The problem:
Make an exact copy of the records, with the pictures left out.

[Begin Rows]

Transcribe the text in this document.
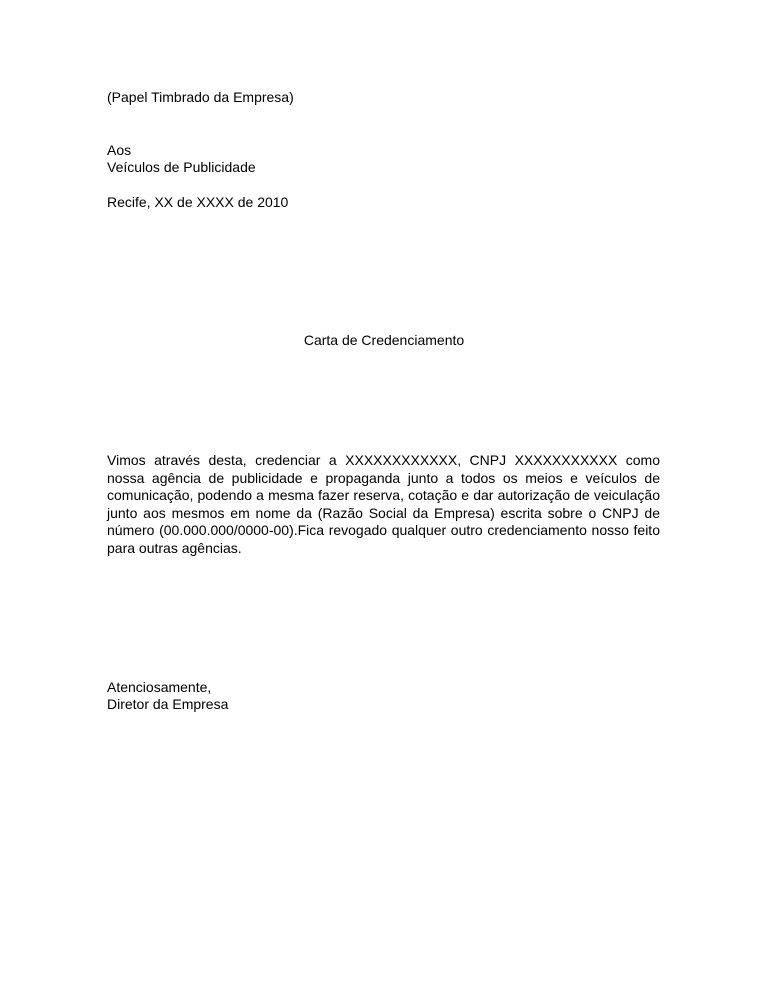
(Papel Timbrado da Empresa)
Aos
Veículos de Publicidade
Recife, XX de XXXX de 2010
Carta de Credenciamento
Vimos através desta, credenciar a XXXXXXXXXXXX, CNPJ XXXXXXXXXXX como nossa agência de publicidade e propaganda junto a todos os meios e veículos de comunicação, podendo a mesma fazer reserva, cotação e dar autorização de veiculação junto aos mesmos em nome da (Razão Social da Empresa) escrita sobre o CNPJ de número (00.000.000/0000-00).Fica revogado qualquer outro credenciamento nosso feito para outras agências.
Atenciosamente,
Diretor da Empresa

[End Rows]

Solution for this exercise:
Transcribe the text in this document.
(Papel Timbrado da Empresa)
Aos
Veículos de Publicidade
Recife, XX de XXXX de 2010
Carta de Credenciamento
Vimos através desta, credenciar a XXXXXXXXXXXX, CNPJ XXXXXXXXXXX como nossa agência de publicidade e propaganda junto a todos os meios e veículos de comunicação, podendo a mesma fazer reserva, cotação e dar autorização de veiculação junto aos mesmos em nome da (Razão Social da Empresa) escrita sobre o CNPJ de número (00.000.000/0000-00).Fica revogado qualquer outro credenciamento nosso feito para outras agências.
Atenciosamente,
Diretor da Empresa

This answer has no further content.